**EXTRACT PROVIDED:**
•••

Since August 2010, he was also a regularly featured science columnist for the Huffington Post.

==Pantheon of skeptics==
Stenger has been included in CSI's Pantheon of Skeptics. The Pantheon of Skeptics was created by CSI to remember the legacy of deceased fellows of CSI and their contributions to the cause of scientific skepticism.

•••

Dataset records
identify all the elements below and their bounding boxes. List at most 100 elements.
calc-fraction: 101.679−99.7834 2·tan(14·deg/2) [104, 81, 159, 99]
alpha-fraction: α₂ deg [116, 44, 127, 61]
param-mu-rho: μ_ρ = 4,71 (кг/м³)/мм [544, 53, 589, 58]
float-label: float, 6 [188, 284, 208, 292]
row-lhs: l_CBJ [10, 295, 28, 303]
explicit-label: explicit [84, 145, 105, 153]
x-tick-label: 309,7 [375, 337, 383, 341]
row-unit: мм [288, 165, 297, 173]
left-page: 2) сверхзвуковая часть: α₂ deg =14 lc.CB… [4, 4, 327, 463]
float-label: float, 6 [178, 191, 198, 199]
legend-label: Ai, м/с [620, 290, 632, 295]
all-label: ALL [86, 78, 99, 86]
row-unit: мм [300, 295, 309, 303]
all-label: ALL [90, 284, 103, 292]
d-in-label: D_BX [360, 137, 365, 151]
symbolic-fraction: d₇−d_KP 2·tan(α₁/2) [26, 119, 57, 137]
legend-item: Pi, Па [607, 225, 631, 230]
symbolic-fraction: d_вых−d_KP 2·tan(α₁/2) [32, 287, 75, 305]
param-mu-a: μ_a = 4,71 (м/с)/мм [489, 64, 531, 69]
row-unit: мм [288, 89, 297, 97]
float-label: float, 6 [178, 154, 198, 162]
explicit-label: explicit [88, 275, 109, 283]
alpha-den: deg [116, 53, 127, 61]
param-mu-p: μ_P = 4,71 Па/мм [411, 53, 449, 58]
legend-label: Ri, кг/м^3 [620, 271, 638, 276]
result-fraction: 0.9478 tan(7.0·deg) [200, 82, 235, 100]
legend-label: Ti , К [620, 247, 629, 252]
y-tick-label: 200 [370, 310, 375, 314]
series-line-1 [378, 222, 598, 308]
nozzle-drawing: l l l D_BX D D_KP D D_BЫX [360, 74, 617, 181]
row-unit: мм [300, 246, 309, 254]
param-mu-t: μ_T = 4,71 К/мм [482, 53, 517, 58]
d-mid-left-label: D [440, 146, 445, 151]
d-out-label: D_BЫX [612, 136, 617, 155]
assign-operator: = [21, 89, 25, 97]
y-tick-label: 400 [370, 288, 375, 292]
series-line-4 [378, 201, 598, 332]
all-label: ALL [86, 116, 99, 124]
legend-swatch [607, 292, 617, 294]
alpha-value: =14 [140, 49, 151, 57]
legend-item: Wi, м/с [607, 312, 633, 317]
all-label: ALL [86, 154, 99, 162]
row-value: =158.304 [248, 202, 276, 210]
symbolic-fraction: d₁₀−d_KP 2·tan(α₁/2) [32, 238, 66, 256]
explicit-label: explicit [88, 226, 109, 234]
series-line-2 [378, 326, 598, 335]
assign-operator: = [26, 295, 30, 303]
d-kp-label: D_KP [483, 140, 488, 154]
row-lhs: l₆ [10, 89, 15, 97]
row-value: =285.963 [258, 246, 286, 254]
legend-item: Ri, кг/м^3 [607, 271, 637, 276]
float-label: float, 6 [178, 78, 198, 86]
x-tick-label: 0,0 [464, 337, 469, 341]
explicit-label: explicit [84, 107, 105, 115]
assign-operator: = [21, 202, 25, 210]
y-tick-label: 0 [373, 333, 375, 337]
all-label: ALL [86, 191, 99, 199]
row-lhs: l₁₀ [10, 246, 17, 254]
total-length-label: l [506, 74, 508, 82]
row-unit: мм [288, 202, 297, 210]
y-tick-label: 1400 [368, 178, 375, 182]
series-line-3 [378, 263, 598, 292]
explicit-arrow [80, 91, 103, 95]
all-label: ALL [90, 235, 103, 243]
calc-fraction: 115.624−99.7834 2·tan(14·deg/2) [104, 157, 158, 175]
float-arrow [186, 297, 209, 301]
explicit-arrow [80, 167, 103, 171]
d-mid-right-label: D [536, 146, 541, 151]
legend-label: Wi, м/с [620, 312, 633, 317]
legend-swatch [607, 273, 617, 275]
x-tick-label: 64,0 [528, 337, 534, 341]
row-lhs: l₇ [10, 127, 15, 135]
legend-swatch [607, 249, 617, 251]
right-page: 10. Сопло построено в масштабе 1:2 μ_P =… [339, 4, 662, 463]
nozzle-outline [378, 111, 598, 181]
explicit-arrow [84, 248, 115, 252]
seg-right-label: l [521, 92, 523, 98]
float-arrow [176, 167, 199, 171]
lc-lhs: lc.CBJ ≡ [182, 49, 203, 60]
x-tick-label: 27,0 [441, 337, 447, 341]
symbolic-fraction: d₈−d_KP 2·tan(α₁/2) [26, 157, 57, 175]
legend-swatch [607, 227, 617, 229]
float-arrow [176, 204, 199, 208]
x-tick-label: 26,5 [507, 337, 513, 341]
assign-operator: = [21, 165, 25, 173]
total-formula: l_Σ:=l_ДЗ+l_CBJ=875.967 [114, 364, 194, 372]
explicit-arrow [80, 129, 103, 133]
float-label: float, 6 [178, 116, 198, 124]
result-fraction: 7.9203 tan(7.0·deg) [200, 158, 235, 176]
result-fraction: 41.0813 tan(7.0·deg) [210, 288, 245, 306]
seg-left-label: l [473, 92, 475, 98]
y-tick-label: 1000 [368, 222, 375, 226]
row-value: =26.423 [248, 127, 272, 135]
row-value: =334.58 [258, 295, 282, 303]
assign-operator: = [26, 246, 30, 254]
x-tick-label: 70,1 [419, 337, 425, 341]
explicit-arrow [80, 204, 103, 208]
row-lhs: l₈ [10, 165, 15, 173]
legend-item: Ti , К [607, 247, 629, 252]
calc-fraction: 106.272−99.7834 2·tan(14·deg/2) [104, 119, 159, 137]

•••

**USING THE INFORMATION:**
(a) Name every person, organization, and publication that the Stenger excerpt mentions by name.
(b) From the Stenger excerpt, echo the stretch from "Since August 2010, he" through "of scientific skepticism.".
(c) Shorten the paragraph of the Stenger excerpt that begins "Stenger has been included" and keep its main facts.

**TASK-BY-TASK OUTPUTS:**
(a)
- Stenger
- the Huffington Post
- CSI

(b)
Since August 2010, he was also a regularly featured science columnist for the Huffington Post.

==Pantheon of skeptics==
Stenger has been included in CSI's Pantheon of Skeptics. The Pantheon of Skeptics was created by CSI to remember the legacy of deceased fellows of CSI and their contributions to the cause of scientific skepticism.

(c) Stenger is part of CSI's Pantheon of Skeptics, which CSI created to remember deceased CSI fellows and their contributions to scientific skepticism.